▸ **Given information**:

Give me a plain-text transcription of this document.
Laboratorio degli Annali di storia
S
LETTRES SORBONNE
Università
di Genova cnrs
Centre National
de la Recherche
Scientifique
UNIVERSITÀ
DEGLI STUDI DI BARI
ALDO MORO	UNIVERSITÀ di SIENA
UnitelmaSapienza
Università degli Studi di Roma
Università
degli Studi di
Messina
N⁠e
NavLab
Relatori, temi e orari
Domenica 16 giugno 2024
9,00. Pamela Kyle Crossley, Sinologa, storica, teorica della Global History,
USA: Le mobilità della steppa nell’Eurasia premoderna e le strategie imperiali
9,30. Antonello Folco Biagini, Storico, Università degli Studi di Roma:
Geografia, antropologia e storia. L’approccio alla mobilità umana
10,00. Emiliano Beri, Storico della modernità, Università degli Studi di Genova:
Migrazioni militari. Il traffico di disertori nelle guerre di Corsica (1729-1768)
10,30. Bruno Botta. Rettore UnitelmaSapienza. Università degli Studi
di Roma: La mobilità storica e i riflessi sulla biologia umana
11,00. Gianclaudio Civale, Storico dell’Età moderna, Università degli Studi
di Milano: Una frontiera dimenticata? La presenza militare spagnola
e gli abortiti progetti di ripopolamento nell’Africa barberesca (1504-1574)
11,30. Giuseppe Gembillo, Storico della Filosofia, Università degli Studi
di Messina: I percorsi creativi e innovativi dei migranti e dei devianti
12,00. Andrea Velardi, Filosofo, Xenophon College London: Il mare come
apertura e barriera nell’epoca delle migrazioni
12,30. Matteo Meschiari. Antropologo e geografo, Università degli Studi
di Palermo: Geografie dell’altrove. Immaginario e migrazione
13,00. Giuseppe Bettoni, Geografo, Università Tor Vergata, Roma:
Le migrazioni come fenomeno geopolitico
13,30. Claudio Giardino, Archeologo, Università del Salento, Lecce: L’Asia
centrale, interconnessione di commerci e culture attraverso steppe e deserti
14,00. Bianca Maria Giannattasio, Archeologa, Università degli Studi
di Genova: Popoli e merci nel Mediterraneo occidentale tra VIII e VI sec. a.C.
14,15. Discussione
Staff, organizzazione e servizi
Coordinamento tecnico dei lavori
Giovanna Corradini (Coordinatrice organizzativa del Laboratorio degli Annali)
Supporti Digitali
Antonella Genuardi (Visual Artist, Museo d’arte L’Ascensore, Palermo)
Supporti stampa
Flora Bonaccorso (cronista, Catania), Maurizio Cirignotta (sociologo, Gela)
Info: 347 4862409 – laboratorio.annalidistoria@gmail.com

▸ **Aim of the exercise**:
Each line in the data that holds the string "Storico" should be found and copied.

▸ **Output for this task**:
9,30. Antonello Folco Biagini, Storico, Università degli Studi di Roma:
10,00. Emiliano Beri, Storico della modernità, Università degli Studi di Genova:
11,00. Gianclaudio Civale, Storico dell’Età moderna, Università degli Studi
11,30. Giuseppe Gembillo, Storico della Filosofia, Università degli Studi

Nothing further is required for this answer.